■ Instructions to follow
Only the pictures stay out; every record is to be quoted exactly.

===== Data listing

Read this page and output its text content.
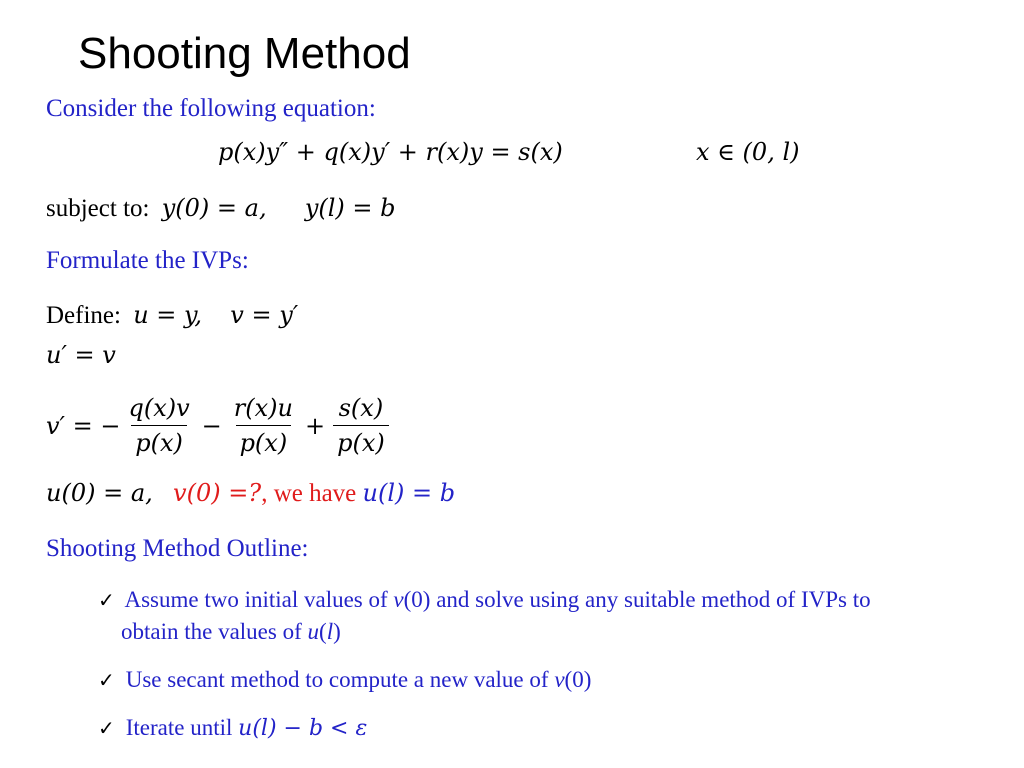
Shooting Method
Consider the following equation:
p(x)y″ + q(x)y′ + r(x)y = s(x)	x ∈ (0, l)
subject to: y(0) = a, y(l) = b
Formulate the IVPs:
Define: u = y, v = y′
u′ = v
v′ = − $\frac{q(x)v}{p(x)} - \frac{r(x)u}{p(x)} + \frac{s(x)}{p(x)}$
u(0) = a, v(0) =?, we have u(l) = b
Shooting Method Outline:
✓ Assume two initial values of v(0) and solve using any suitable method of IVPs to
obtain the values of u(l)
✓ Use secant method to compute a new value of v(0)
✓ Iterate until u(l) − b < ε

==========

■ Output of the exercise
Read this page and output its text content.
Shooting Method
Consider the following equation:
p(x)y″ + q(x)y′ + r(x)y = s(x)	x ∈ (0, l)
subject to: y(0) = a, y(l) = b
Formulate the IVPs:
Define: u = y, v = y′
u′ = v
v′ = − $\frac{q(x)v}{p(x)} - \frac{r(x)u}{p(x)} + \frac{s(x)}{p(x)}$
u(0) = a, v(0) =?, we have u(l) = b
Shooting Method Outline:
✓ Assume two initial values of v(0) and solve using any suitable method of IVPs to
obtain the values of u(l)
✓ Use secant method to compute a new value of v(0)
✓ Iterate until u(l) − b < ε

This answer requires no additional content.